_WHAT TO WORK ON_
Gather the lines from the material that contain "Deflection".

_RECORDS FOR THE TASK_
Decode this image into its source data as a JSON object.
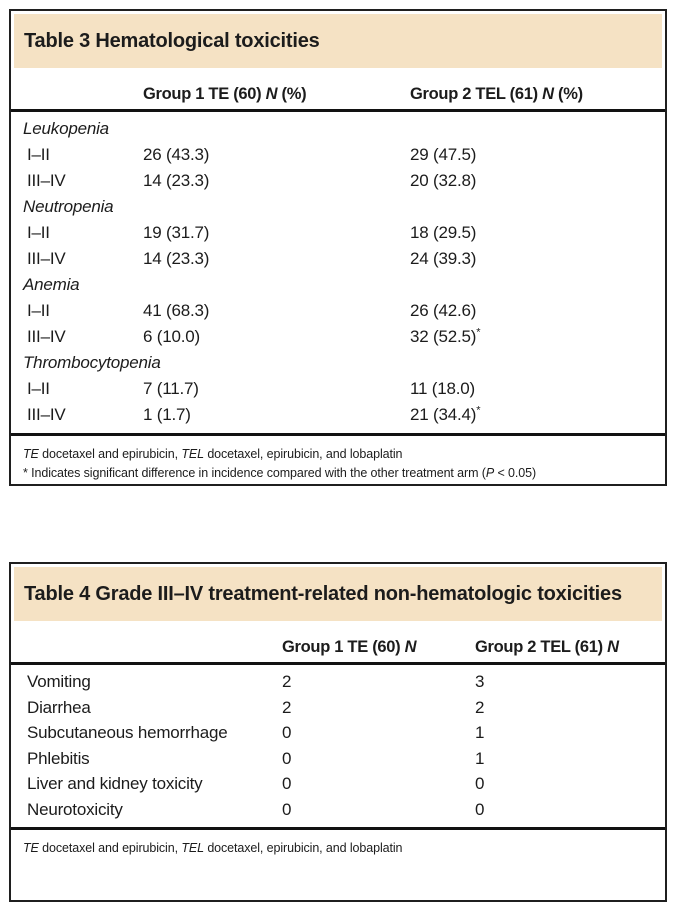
{
  "colors": {
    "band_background": "#f5e2c4",
    "border": "#1f1f1f",
    "rule_line": "#121212",
    "text": "#1c1c1c"
  },
  "table3": {
    "title": "Table 3 Hematological toxicities",
    "header": {
      "g1": {
        "pre": "Group 1 TE (60) ",
        "n": "N",
        "post": " (%)"
      },
      "g2": {
        "pre": "Group 2 TEL (61) ",
        "n": "N",
        "post": " (%)"
      }
    },
    "rows": [
      {
        "label": "Leukopenia"
      },
      {
        "label": "I–II",
        "g1": "26 (43.3)",
        "g2": "29 (47.5)"
      },
      {
        "label": "III–IV",
        "g1": "14 (23.3)",
        "g2": "20 (32.8)"
      },
      {
        "label": "Neutropenia"
      },
      {
        "label": "I–II",
        "g1": "19 (31.7)",
        "g2": "18 (29.5)"
      },
      {
        "label": "III–IV",
        "g1": "14 (23.3)",
        "g2": "24 (39.3)"
      },
      {
        "label": "Anemia"
      },
      {
        "label": "I–II",
        "g1": "41 (68.3)",
        "g2": "26 (42.6)"
      },
      {
        "label": "III–IV",
        "g1": "6 (10.0)",
        "g2": "32 (52.5)",
        "g2sup": "*"
      },
      {
        "label": "Thrombocytopenia"
      },
      {
        "label": "I–II",
        "g1": "7 (11.7)",
        "g2": "11 (18.0)"
      },
      {
        "label": "III–IV",
        "g1": "1 (1.7)",
        "g2": "21 (34.4)",
        "g2sup": "*"
      }
    ],
    "footnotes": {
      "abbrev": {
        "te": "TE",
        "mid": " docetaxel and epirubicin, ",
        "tel": "TEL",
        "end": " docetaxel, epirubicin, and lobaplatin"
      },
      "sig": {
        "pre": "* Indicates significant difference in incidence compared with the other treatment arm (",
        "p": "P",
        "post": " < 0.05)"
      }
    }
  },
  "table4": {
    "title": "Table 4 Grade III–IV treatment-related non-hematologic toxicities",
    "header": {
      "g1": {
        "pre": "Group 1 TE (60) ",
        "n": "N"
      },
      "g2": {
        "pre": "Group 2 TEL (61) ",
        "n": "N"
      }
    },
    "rows": [
      {
        "label": "Vomiting",
        "g1": "2",
        "g2": "3"
      },
      {
        "label": "Diarrhea",
        "g1": "2",
        "g2": "2"
      },
      {
        "label": "Subcutaneous hemorrhage",
        "g1": "0",
        "g2": "1"
      },
      {
        "label": "Phlebitis",
        "g1": "0",
        "g2": "1"
      },
      {
        "label": "Liver and kidney toxicity",
        "g1": "0",
        "g2": "0"
      },
      {
        "label": "Neurotoxicity",
        "g1": "0",
        "g2": "0"
      }
    ],
    "footnotes": {
      "abbrev": {
        "te": "TE",
        "mid": " docetaxel and epirubicin, ",
        "tel": "TEL",
        "end": " docetaxel, epirubicin, and lobaplatin"
      }
    }
  }
}
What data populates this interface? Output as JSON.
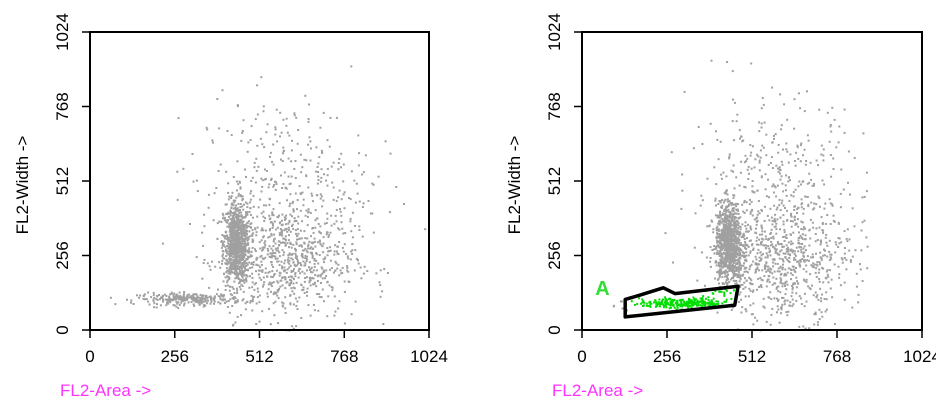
{
  "chart_data": [
    {
      "type": "scatter",
      "title": "",
      "xlabel": "FL2-Area ->",
      "ylabel": "FL2-Width ->",
      "xlim": [
        0,
        1024
      ],
      "ylim": [
        0,
        1024
      ],
      "xticks": [
        0,
        256,
        512,
        768,
        1024
      ],
      "yticks": [
        0,
        256,
        512,
        768,
        1024
      ],
      "xtick_labels": [
        "0",
        "256",
        "512",
        "768",
        "1024"
      ],
      "ytick_labels": [
        "0",
        "256",
        "512",
        "768",
        "1024"
      ],
      "grid": false,
      "point_color": "#a0a0a0",
      "clusters": [
        {
          "center": [
            440,
            300
          ],
          "spread": [
            40,
            140
          ],
          "count": 900
        },
        {
          "center": [
            300,
            110
          ],
          "spread": [
            160,
            20
          ],
          "count": 260
        },
        {
          "center": [
            600,
            240
          ],
          "spread": [
            200,
            200
          ],
          "count": 700
        },
        {
          "center": [
            580,
            500
          ],
          "spread": [
            260,
            300
          ],
          "count": 350
        }
      ]
    },
    {
      "type": "scatter",
      "title": "",
      "xlabel": "FL2-Area ->",
      "ylabel": "FL2-Width ->",
      "xlim": [
        0,
        1024
      ],
      "ylim": [
        0,
        1024
      ],
      "xticks": [
        0,
        256,
        512,
        768,
        1024
      ],
      "yticks": [
        0,
        256,
        512,
        768,
        1024
      ],
      "xtick_labels": [
        "0",
        "256",
        "512",
        "768",
        "1024"
      ],
      "ytick_labels": [
        "0",
        "256",
        "512",
        "768",
        "1024"
      ],
      "grid": false,
      "point_color": "#a0a0a0",
      "gated_point_color": "#00dd00",
      "gate": {
        "label": "A",
        "label_color": "#33dd33",
        "stroke_color": "#000000",
        "polygon": [
          [
            130,
            45
          ],
          [
            130,
            105
          ],
          [
            175,
            120
          ],
          [
            245,
            145
          ],
          [
            280,
            125
          ],
          [
            470,
            150
          ],
          [
            460,
            85
          ],
          [
            130,
            45
          ]
        ]
      },
      "clusters": [
        {
          "center": [
            440,
            300
          ],
          "spread": [
            40,
            140
          ],
          "count": 900
        },
        {
          "center": [
            300,
            95
          ],
          "spread": [
            150,
            18
          ],
          "count": 260
        },
        {
          "center": [
            600,
            240
          ],
          "spread": [
            200,
            200
          ],
          "count": 700
        },
        {
          "center": [
            580,
            500
          ],
          "spread": [
            260,
            300
          ],
          "count": 350
        }
      ]
    }
  ],
  "colors": {
    "axis_title": "#ff33ff",
    "frame": "#000000"
  }
}
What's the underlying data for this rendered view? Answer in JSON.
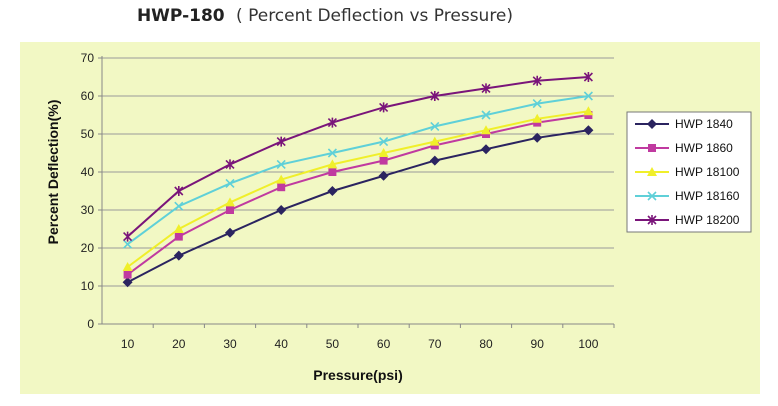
{
  "title": {
    "main": "HWP-180",
    "sub": "( Percent Deflection vs Pressure)"
  },
  "colors": {
    "plot_background": "#f2f8c4",
    "gridline": "#9a9a9a",
    "axis": "#888888"
  },
  "chart_data": {
    "type": "line",
    "title": "HWP-180 ( Percent Deflection vs Pressure)",
    "xlabel": "Pressure(psi)",
    "ylabel": "Percent Deflection(%)",
    "x": [
      10,
      20,
      30,
      40,
      50,
      60,
      70,
      80,
      90,
      100
    ],
    "ylim": [
      0,
      70
    ],
    "yticks": [
      0,
      10,
      20,
      30,
      40,
      50,
      60,
      70
    ],
    "grid": "horizontal",
    "legend_position": "right",
    "series": [
      {
        "name": "HWP 1840",
        "color": "#2b2460",
        "marker": "diamond",
        "values": [
          11,
          18,
          24,
          30,
          35,
          39,
          43,
          46,
          49,
          51
        ]
      },
      {
        "name": "HWP 1860",
        "color": "#c03aa0",
        "marker": "square",
        "values": [
          13,
          23,
          30,
          36,
          40,
          43,
          47,
          50,
          53,
          55
        ]
      },
      {
        "name": "HWP 18100",
        "color": "#f0ef2a",
        "marker": "triangle",
        "values": [
          15,
          25,
          32,
          38,
          42,
          45,
          48,
          51,
          54,
          56
        ]
      },
      {
        "name": "HWP 18160",
        "color": "#5fd0d8",
        "marker": "x",
        "values": [
          21,
          31,
          37,
          42,
          45,
          48,
          52,
          55,
          58,
          60
        ]
      },
      {
        "name": "HWP 18200",
        "color": "#7a157a",
        "marker": "star",
        "values": [
          23,
          35,
          42,
          48,
          53,
          57,
          60,
          62,
          64,
          65
        ]
      }
    ]
  }
}
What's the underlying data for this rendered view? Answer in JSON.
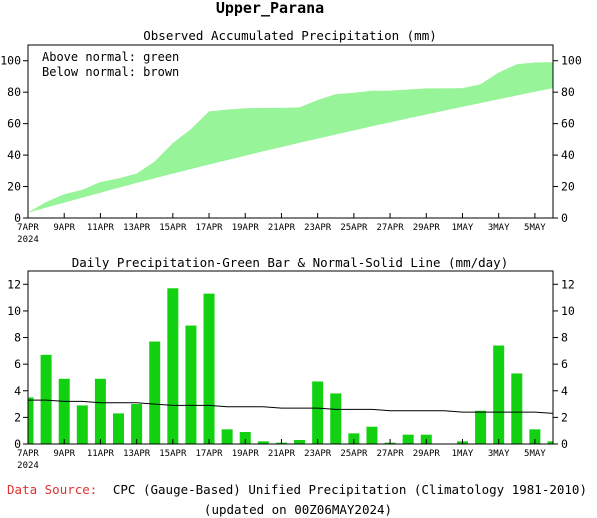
{
  "page": {
    "title": "Upper_Parana",
    "source_label": "Data Source:",
    "source_text": "CPC (Gauge-Based) Unified Precipitation (Climatology 1981-2010)",
    "updated": "(updated on 00Z06MAY2024)"
  },
  "colors": {
    "above_normal": "#98f498",
    "daily_bar": "#11d111",
    "normal_line": "#000000",
    "source_label": "#e03030",
    "text": "#000000"
  },
  "chart_data": [
    {
      "type": "area",
      "title": "Observed Accumulated Precipitation (mm)",
      "legend": [
        "Above normal: green",
        "Below normal: brown"
      ],
      "legend_position": "top-left",
      "x_tick_labels": [
        "7APR",
        "9APR",
        "11APR",
        "13APR",
        "15APR",
        "17APR",
        "19APR",
        "21APR",
        "23APR",
        "25APR",
        "27APR",
        "29APR",
        "1MAY",
        "3MAY",
        "5MAY"
      ],
      "x_year_label": "2024",
      "ylim": [
        0,
        110
      ],
      "yticks": [
        0,
        20,
        40,
        60,
        80,
        100
      ],
      "x": [
        "7APR",
        "8APR",
        "9APR",
        "10APR",
        "11APR",
        "12APR",
        "13APR",
        "14APR",
        "15APR",
        "16APR",
        "17APR",
        "18APR",
        "19APR",
        "20APR",
        "21APR",
        "22APR",
        "23APR",
        "24APR",
        "25APR",
        "26APR",
        "27APR",
        "28APR",
        "29APR",
        "30APR",
        "1MAY",
        "2MAY",
        "3MAY",
        "4MAY",
        "5MAY",
        "6MAY"
      ],
      "series": [
        {
          "name": "Observed",
          "values": [
            3.5,
            10.2,
            15.1,
            18.0,
            22.9,
            25.2,
            28.2,
            35.9,
            47.6,
            56.5,
            67.8,
            68.9,
            69.8,
            70.0,
            70.0,
            70.3,
            75.0,
            78.8,
            79.6,
            80.9,
            81.0,
            81.7,
            82.4,
            82.4,
            82.6,
            85.1,
            92.5,
            97.8,
            98.9,
            99.1
          ]
        },
        {
          "name": "Normal",
          "values": [
            3.3,
            6.6,
            9.8,
            13.0,
            16.1,
            19.2,
            22.3,
            25.3,
            28.2,
            31.1,
            34.0,
            36.8,
            39.6,
            42.4,
            45.1,
            47.8,
            50.5,
            53.1,
            55.7,
            58.3,
            60.8,
            63.3,
            65.8,
            68.3,
            70.7,
            73.1,
            75.5,
            77.9,
            80.3,
            82.6
          ]
        }
      ]
    },
    {
      "type": "bar",
      "title": "Daily Precipitation-Green Bar & Normal-Solid Line (mm/day)",
      "x_tick_labels": [
        "7APR",
        "9APR",
        "11APR",
        "13APR",
        "15APR",
        "17APR",
        "19APR",
        "21APR",
        "23APR",
        "25APR",
        "27APR",
        "29APR",
        "1MAY",
        "3MAY",
        "5MAY"
      ],
      "x_year_label": "2024",
      "ylim": [
        0,
        13
      ],
      "yticks": [
        0,
        2,
        4,
        6,
        8,
        10,
        12
      ],
      "categories": [
        "7APR",
        "8APR",
        "9APR",
        "10APR",
        "11APR",
        "12APR",
        "13APR",
        "14APR",
        "15APR",
        "16APR",
        "17APR",
        "18APR",
        "19APR",
        "20APR",
        "21APR",
        "22APR",
        "23APR",
        "24APR",
        "25APR",
        "26APR",
        "27APR",
        "28APR",
        "29APR",
        "30APR",
        "1MAY",
        "2MAY",
        "3MAY",
        "4MAY",
        "5MAY",
        "6MAY"
      ],
      "series": [
        {
          "name": "Daily Precipitation",
          "values": [
            3.5,
            6.7,
            4.9,
            2.9,
            4.9,
            2.3,
            3.0,
            7.7,
            11.7,
            8.9,
            11.3,
            1.1,
            0.9,
            0.2,
            0.1,
            0.3,
            4.7,
            3.8,
            0.8,
            1.3,
            0.1,
            0.7,
            0.7,
            0.0,
            0.2,
            2.5,
            7.4,
            5.3,
            1.1,
            0.2
          ]
        },
        {
          "name": "Normal",
          "values": [
            3.3,
            3.3,
            3.2,
            3.2,
            3.1,
            3.1,
            3.1,
            3.0,
            2.9,
            2.9,
            2.9,
            2.8,
            2.8,
            2.8,
            2.7,
            2.7,
            2.7,
            2.6,
            2.6,
            2.6,
            2.5,
            2.5,
            2.5,
            2.5,
            2.4,
            2.4,
            2.4,
            2.4,
            2.4,
            2.3
          ]
        }
      ]
    }
  ]
}
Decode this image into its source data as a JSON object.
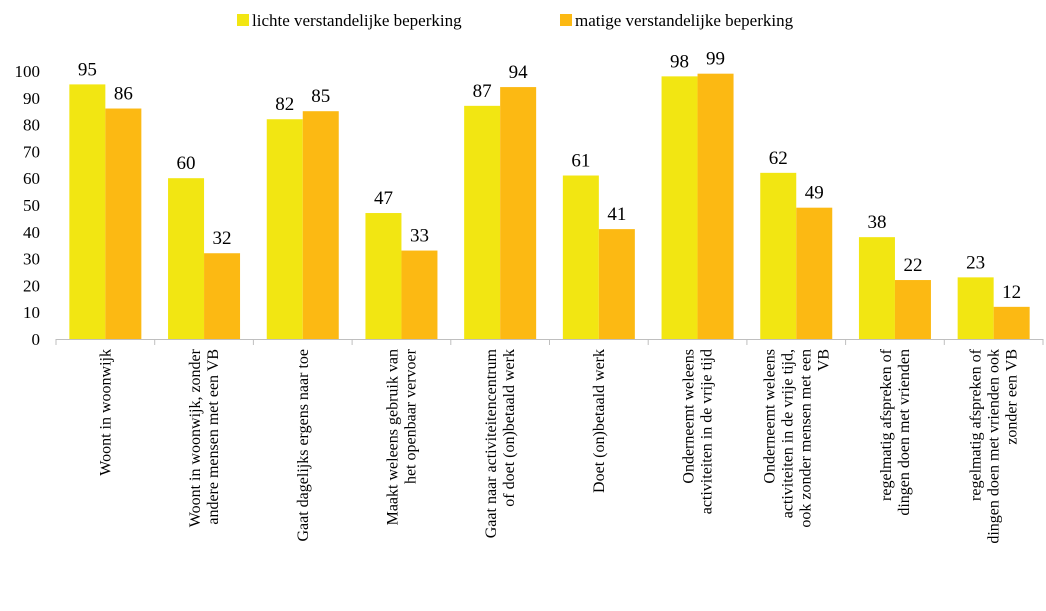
{
  "chart_data": {
    "type": "bar",
    "title": "",
    "xlabel": "",
    "ylabel": "",
    "ylim": [
      0,
      100
    ],
    "yticks": [
      0,
      10,
      20,
      30,
      40,
      50,
      60,
      70,
      80,
      90,
      100
    ],
    "grid": false,
    "legend_position": "top-center",
    "categories": [
      [
        "Woont in woonwijk"
      ],
      [
        "Woont in woonwijk, zonder",
        "andere mensen met een VB"
      ],
      [
        "Gaat dagelijks ergens naar toe"
      ],
      [
        "Maakt weleens gebruik van",
        "het openbaar vervoer"
      ],
      [
        "Gaat naar activiteitencentrum",
        "of doet (on)betaald werk"
      ],
      [
        "Doet (on)betaald werk"
      ],
      [
        "Onderneemt weleens",
        "activiteiten in de vrije tijd"
      ],
      [
        "Onderneemt weleens",
        "activiteiten in de vrije tijd,",
        "ook zonder mensen met een",
        "VB"
      ],
      [
        "regelmatig afspreken of",
        "dingen doen met vrienden"
      ],
      [
        "regelmatig afspreken of",
        "dingen doen met vrienden ook",
        "zonder een VB"
      ]
    ],
    "series": [
      {
        "name": "lichte verstandelijke beperking",
        "color": "#f2e612",
        "values": [
          95,
          60,
          82,
          47,
          87,
          61,
          98,
          62,
          38,
          23
        ]
      },
      {
        "name": "matige verstandelijke beperking",
        "color": "#fcb913",
        "values": [
          86,
          32,
          85,
          33,
          94,
          41,
          99,
          49,
          22,
          12
        ]
      }
    ]
  }
}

_TASK ANSWER_
    "sub": "( Percent Deflection vs Pressure)"
    "title": "HWP-180 ( Percent Deflection vs Pressure)",
    "ylabel": "Percent Deflection(%)",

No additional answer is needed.